WHAT THE EXERCISE ASKS:
Report all lines holding "Процент".

(Dataset records)

* * * * * * * * *

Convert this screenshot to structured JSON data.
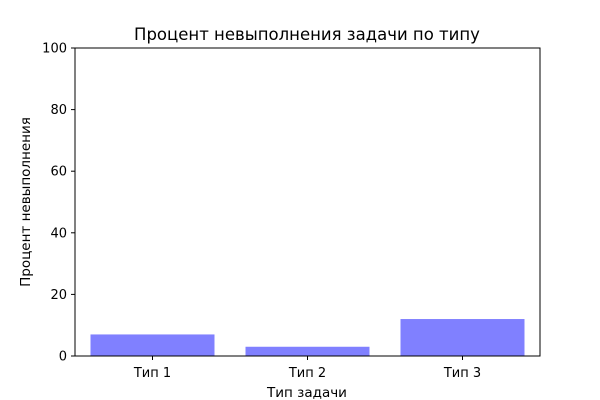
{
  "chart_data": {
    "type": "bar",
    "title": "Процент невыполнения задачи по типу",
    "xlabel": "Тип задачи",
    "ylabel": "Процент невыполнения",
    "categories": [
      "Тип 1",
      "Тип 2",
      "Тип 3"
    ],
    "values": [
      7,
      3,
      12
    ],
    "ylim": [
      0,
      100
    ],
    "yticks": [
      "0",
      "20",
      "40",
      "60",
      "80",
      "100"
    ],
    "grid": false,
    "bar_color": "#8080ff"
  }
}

* * * * * * * * *

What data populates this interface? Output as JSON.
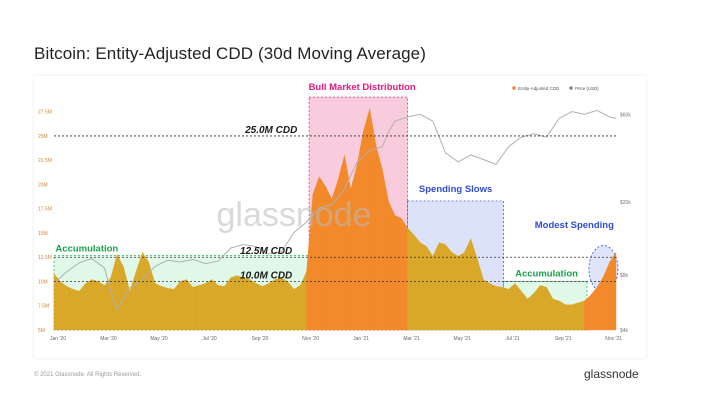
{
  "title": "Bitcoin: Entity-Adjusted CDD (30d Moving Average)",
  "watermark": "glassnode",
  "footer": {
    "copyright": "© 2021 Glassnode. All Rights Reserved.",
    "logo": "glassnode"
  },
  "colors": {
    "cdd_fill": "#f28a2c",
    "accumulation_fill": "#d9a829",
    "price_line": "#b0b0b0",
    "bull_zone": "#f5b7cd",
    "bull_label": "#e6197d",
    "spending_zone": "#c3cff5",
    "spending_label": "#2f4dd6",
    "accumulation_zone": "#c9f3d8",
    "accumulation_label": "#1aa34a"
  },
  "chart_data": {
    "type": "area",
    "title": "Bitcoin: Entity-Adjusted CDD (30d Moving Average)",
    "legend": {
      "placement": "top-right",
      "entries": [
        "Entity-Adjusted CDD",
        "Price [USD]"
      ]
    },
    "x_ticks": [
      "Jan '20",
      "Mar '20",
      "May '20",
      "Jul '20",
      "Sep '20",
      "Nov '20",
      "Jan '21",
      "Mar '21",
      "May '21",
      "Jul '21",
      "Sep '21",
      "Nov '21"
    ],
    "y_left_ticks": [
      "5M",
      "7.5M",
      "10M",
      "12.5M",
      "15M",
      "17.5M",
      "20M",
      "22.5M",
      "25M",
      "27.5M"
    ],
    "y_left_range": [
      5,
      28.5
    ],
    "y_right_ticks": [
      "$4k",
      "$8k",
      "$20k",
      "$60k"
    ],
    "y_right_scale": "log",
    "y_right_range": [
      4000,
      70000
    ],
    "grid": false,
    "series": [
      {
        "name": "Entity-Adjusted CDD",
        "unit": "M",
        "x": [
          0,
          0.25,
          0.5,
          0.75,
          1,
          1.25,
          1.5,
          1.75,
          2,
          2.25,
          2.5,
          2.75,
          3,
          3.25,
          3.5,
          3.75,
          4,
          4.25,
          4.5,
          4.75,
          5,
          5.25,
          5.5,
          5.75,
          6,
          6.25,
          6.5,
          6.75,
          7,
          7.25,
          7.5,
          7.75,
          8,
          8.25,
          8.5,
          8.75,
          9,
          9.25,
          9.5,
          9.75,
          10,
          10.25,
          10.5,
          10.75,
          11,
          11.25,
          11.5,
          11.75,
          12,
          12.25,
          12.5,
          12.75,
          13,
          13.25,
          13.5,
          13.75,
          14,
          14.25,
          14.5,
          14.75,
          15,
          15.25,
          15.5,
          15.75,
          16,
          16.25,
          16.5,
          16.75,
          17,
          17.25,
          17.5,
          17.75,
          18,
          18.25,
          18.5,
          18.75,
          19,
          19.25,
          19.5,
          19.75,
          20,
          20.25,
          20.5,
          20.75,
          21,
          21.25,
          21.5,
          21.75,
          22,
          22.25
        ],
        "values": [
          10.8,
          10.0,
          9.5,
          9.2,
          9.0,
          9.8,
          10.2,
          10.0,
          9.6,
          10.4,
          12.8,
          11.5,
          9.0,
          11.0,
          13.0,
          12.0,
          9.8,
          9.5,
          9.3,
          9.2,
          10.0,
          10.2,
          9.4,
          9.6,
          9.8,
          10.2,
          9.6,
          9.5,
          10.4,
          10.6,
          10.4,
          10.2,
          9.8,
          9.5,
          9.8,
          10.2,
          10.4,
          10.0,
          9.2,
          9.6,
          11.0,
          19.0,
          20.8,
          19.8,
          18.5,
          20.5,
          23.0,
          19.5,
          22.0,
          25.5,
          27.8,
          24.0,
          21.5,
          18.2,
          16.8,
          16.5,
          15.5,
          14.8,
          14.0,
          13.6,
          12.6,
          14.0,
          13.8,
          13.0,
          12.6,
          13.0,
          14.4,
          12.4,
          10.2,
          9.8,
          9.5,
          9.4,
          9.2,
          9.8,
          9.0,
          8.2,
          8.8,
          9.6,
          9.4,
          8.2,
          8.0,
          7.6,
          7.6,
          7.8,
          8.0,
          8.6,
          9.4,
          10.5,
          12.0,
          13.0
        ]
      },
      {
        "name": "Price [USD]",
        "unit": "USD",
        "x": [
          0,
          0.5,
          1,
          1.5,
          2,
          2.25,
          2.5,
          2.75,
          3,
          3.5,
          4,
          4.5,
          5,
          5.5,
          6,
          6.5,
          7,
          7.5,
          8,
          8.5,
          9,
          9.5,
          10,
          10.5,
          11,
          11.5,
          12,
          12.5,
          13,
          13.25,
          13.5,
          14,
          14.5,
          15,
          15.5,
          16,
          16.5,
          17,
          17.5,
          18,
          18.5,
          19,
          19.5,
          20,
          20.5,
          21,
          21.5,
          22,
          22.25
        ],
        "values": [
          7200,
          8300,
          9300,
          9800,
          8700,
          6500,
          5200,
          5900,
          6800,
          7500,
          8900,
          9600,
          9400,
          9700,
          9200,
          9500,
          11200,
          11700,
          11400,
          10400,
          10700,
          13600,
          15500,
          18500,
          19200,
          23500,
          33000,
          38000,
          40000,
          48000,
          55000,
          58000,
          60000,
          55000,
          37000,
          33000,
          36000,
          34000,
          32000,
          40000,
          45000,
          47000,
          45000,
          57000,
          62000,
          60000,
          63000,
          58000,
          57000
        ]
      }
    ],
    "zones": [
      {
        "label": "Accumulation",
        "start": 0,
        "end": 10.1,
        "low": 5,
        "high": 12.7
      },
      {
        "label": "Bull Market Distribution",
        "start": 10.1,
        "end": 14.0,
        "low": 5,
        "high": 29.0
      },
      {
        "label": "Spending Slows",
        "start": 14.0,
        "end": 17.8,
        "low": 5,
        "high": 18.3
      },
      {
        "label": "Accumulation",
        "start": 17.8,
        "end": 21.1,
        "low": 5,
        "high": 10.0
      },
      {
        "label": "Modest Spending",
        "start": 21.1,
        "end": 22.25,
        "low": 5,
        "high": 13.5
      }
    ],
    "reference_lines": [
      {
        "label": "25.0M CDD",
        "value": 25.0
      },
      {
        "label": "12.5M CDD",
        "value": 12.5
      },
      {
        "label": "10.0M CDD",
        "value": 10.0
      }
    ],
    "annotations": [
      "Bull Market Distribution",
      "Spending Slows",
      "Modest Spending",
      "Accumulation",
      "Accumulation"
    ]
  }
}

* * * * * * * * *

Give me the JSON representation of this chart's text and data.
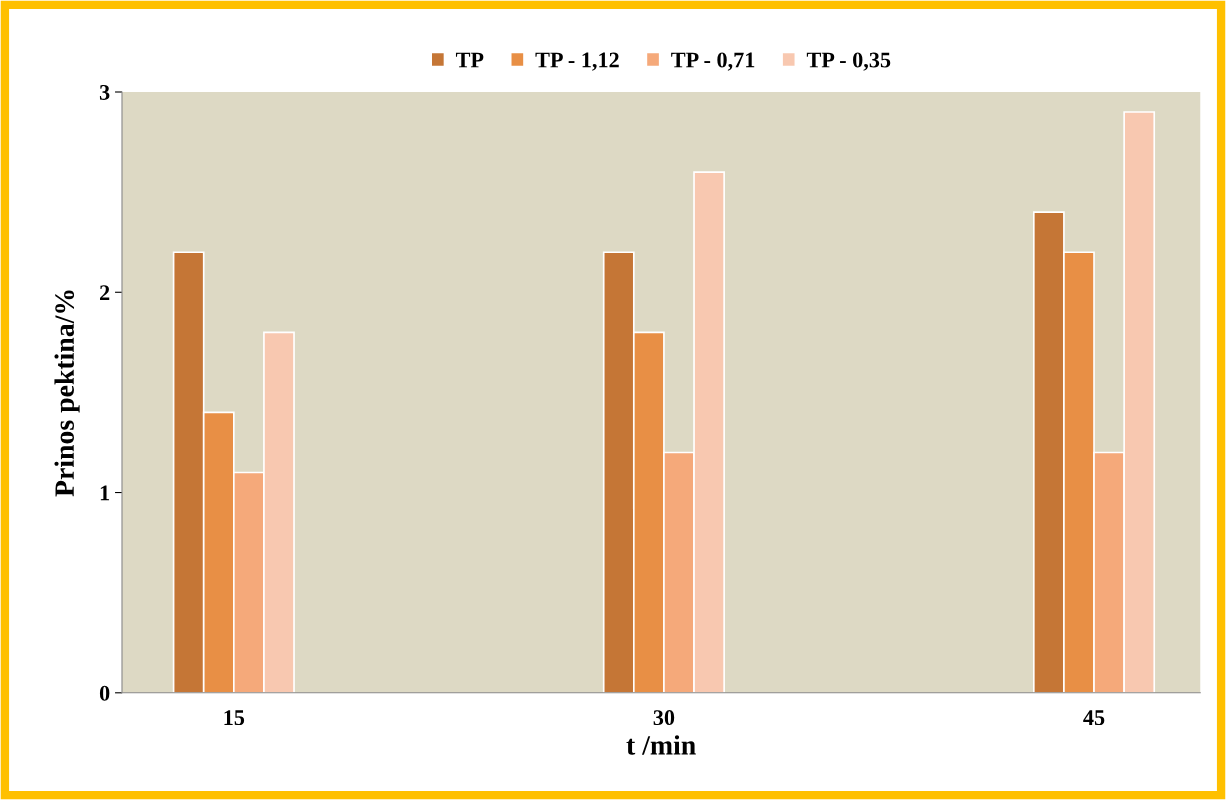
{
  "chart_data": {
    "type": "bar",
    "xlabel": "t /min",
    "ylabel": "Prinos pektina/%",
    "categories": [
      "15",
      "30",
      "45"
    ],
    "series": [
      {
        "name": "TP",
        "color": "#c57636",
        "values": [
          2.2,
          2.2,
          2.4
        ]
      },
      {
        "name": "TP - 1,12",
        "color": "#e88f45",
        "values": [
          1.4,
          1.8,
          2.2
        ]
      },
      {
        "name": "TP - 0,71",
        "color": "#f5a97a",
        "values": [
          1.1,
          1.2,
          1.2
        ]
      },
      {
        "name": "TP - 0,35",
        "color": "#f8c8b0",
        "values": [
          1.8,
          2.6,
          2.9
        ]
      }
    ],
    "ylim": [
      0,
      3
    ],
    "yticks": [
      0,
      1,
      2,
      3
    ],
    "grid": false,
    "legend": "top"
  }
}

* * * * * * * * *

RESPONSE TO THIS EXERCISE:
    "title": "Процент невыполнения задачи по типу",
    "ylabel": "Процент невыполнения",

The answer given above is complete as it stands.